• **Sağlanan metin**
┏━━

Sarı saçları, parlament mavi örgülü, sol omzunun altı işlemeli kazağı ile gülümsüyor. Önünde açık bir defter, sağ elinde kalemi var.
YAZAN: Aynur YURTSEVEN

20. Yüzyılın en önemli kadın özgürlük savaşçılarından ve sembollerindendir. O Cezayir’in Fransız sömürgesi olmaktan kurtulması yolunda verilen mücadelenin en önemli kadın kahramanıdır.
​Hikayesi, 1930’da Cezayirli bir yöneticinin Fransız temsilcisine hakaret etmesi sonucu Fransa’nın ülkeyi işgal etmesiyle başlar. Cezayirliler cesurca savaşırlar ancak silahsızdırlar ve sayıca çok azdırlar. Bu işgali takip eden beş yıl içinde ülkenin verimli topraklarına el konulur. Fransız yerleşimcilerine tahsis edilir.

┗━━

• **Sağlanan bilgiler**
┏━━

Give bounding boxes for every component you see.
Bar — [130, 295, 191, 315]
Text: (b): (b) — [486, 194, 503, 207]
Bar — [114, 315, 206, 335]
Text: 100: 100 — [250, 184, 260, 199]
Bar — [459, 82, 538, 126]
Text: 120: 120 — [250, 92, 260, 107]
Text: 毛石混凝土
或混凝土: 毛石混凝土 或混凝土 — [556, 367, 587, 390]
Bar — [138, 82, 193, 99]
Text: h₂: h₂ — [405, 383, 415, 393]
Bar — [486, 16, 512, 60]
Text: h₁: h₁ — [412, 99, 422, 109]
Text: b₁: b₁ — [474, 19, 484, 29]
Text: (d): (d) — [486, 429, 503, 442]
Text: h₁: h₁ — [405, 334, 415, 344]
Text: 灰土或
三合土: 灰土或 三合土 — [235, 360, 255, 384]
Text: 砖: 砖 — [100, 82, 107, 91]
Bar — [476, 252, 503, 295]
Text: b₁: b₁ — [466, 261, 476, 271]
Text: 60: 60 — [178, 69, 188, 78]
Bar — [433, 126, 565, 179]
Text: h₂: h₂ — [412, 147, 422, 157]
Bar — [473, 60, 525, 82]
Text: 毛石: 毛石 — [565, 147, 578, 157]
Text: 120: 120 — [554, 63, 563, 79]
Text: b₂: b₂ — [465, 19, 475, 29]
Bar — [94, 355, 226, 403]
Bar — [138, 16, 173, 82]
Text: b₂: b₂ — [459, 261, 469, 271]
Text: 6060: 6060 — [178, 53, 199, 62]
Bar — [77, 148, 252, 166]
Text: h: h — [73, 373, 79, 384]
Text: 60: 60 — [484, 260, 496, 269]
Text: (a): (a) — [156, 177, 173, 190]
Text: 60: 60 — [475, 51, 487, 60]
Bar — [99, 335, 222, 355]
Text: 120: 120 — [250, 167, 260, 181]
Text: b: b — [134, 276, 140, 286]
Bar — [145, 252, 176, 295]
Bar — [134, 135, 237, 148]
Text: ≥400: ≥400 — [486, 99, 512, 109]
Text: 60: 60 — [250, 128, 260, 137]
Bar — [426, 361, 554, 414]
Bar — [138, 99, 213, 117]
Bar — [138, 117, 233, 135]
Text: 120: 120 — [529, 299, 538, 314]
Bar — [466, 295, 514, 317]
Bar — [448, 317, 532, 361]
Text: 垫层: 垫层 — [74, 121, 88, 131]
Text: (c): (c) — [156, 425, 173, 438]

┗━━

• **Yazılı görevler**
1. Sağlanan metne göre işgali izleyen beş yıl içinde ülkenin verimli topraklarına ne olur?
2. Sağlanan metinde "Sarı saçları, parlament" ifadesinden "önemli kadın kahramanıdır." ifadesine kadar uzanan her şeyi aynen yazdırın.

• **Yanıt listesi**
1. Bu topraklara el konulur ve Fransız yerleşimcilerine tahsis edilir.

2.
Sarı saçları, parlament mavi örgülü, sol omzunun altı işlemeli kazağı ile gülümsüyor. Önünde açık bir defter, sağ elinde kalemi var.
YAZAN: Aynur YURTSEVEN

20. Yüzyılın en önemli kadın özgürlük savaşçılarından ve sembollerindendir. O Cezayir’in Fransız sömürgesi olmaktan kurtulması yolunda verilen mücadelenin en önemli kadın kahramanıdır.